• Required task:
Below are some entries. Output each one exactly as it appears.

• Data to use:
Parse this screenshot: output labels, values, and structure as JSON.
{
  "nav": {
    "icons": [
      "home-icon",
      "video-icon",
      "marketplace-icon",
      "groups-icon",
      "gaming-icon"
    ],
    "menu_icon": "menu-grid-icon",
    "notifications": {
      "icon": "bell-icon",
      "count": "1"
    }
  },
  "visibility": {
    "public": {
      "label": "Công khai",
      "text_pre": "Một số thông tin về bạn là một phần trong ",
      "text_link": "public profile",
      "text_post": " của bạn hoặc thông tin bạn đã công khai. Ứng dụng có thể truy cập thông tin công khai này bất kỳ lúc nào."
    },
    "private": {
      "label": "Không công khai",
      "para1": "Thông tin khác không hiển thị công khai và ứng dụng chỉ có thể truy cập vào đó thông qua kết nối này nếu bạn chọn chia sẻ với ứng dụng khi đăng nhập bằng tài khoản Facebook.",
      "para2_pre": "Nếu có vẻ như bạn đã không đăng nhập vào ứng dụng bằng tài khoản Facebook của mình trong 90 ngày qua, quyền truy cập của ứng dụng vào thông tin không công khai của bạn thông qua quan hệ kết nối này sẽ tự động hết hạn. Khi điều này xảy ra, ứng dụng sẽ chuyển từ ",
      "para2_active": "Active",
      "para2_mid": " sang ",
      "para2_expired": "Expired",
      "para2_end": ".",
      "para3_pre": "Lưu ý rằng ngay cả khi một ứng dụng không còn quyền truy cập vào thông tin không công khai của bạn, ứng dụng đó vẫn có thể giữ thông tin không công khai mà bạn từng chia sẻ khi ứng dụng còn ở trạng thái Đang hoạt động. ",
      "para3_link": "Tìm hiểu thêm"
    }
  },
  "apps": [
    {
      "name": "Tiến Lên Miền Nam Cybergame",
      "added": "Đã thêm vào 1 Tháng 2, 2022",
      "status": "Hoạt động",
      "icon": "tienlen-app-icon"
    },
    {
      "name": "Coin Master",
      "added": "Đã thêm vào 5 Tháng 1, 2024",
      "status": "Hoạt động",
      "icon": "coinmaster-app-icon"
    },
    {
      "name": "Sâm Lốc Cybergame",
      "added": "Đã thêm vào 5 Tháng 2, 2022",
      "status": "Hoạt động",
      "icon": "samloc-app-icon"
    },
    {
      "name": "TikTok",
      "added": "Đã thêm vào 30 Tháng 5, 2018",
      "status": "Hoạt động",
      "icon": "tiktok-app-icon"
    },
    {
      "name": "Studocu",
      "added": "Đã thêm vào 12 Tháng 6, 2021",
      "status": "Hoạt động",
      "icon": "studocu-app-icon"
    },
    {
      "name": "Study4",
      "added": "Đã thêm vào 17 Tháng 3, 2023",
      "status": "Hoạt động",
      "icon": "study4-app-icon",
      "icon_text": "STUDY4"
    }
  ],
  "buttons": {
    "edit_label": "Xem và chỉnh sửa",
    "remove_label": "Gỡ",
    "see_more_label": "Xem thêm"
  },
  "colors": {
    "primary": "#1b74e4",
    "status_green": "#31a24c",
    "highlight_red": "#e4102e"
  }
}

• Worked solution:
Parse this screenshot: output labels, values, and structure as JSON.
{
  "nav": {
    "icons": [
      "home-icon",
      "video-icon",
      "marketplace-icon",
      "groups-icon",
      "gaming-icon"
    ],
    "menu_icon": "menu-grid-icon",
    "notifications": {
      "icon": "bell-icon",
      "count": "1"
    }
  },
  "visibility": {
    "public": {
      "label": "Công khai",
      "text_pre": "Một số thông tin về bạn là một phần trong ",
      "text_link": "public profile",
      "text_post": " của bạn hoặc thông tin bạn đã công khai. Ứng dụng có thể truy cập thông tin công khai này bất kỳ lúc nào."
    },
    "private": {
      "label": "Không công khai",
      "para1": "Thông tin khác không hiển thị công khai và ứng dụng chỉ có thể truy cập vào đó thông qua kết nối này nếu bạn chọn chia sẻ với ứng dụng khi đăng nhập bằng tài khoản Facebook.",
      "para2_pre": "Nếu có vẻ như bạn đã không đăng nhập vào ứng dụng bằng tài khoản Facebook của mình trong 90 ngày qua, quyền truy cập của ứng dụng vào thông tin không công khai của bạn thông qua quan hệ kết nối này sẽ tự động hết hạn. Khi điều này xảy ra, ứng dụng sẽ chuyển từ ",
      "para2_active": "Active",
      "para2_mid": " sang ",
      "para2_expired": "Expired",
      "para2_end": ".",
      "para3_pre": "Lưu ý rằng ngay cả khi một ứng dụng không còn quyền truy cập vào thông tin không công khai của bạn, ứng dụng đó vẫn có thể giữ thông tin không công khai mà bạn từng chia sẻ khi ứng dụng còn ở trạng thái Đang hoạt động. ",
      "para3_link": "Tìm hiểu thêm"
    }
  },
  "apps": [
    {
      "name": "Tiến Lên Miền Nam Cybergame",
      "added": "Đã thêm vào 1 Tháng 2, 2022",
      "status": "Hoạt động",
      "icon": "tienlen-app-icon"
    },
    {
      "name": "Coin Master",
      "added": "Đã thêm vào 5 Tháng 1, 2024",
      "status": "Hoạt động",
      "icon": "coinmaster-app-icon"
    },
    {
      "name": "Sâm Lốc Cybergame",
      "added": "Đã thêm vào 5 Tháng 2, 2022",
      "status": "Hoạt động",
      "icon": "samloc-app-icon"
    },
    {
      "name": "TikTok",
      "added": "Đã thêm vào 30 Tháng 5, 2018",
      "status": "Hoạt động",
      "icon": "tiktok-app-icon"
    },
    {
      "name": "Studocu",
      "added": "Đã thêm vào 12 Tháng 6, 2021",
      "status": "Hoạt động",
      "icon": "studocu-app-icon"
    },
    {
      "name": "Study4",
      "added": "Đã thêm vào 17 Tháng 3, 2023",
      "status": "Hoạt động",
      "icon": "study4-app-icon",
      "icon_text": "STUDY4"
    }
  ],
  "buttons": {
    "edit_label": "Xem và chỉnh sửa",
    "remove_label": "Gỡ",
    "see_more_label": "Xem thêm"
  },
  "colors": {
    "primary": "#1b74e4",
    "status_green": "#31a24c",
    "highlight_red": "#e4102e"
  }
}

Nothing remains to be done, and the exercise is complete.